*What is being asked*. Return the material below in full and exactly.

####################

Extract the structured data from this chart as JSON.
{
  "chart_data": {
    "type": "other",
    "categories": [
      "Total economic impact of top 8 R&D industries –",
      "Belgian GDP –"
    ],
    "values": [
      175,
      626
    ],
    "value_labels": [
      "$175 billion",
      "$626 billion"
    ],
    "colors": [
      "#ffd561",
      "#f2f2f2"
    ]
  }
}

####################

*Answer to the problem*.
Extract the structured data from this chart as JSON.
{
  "chart_data": {
    "type": "other",
    "categories": [
      "Total economic impact of top 8 R&D industries –",
      "Belgian GDP –"
    ],
    "values": [
      175,
      626
    ],
    "value_labels": [
      "$175 billion",
      "$626 billion"
    ],
    "colors": [
      "#ffd561",
      "#f2f2f2"
    ]
  }
}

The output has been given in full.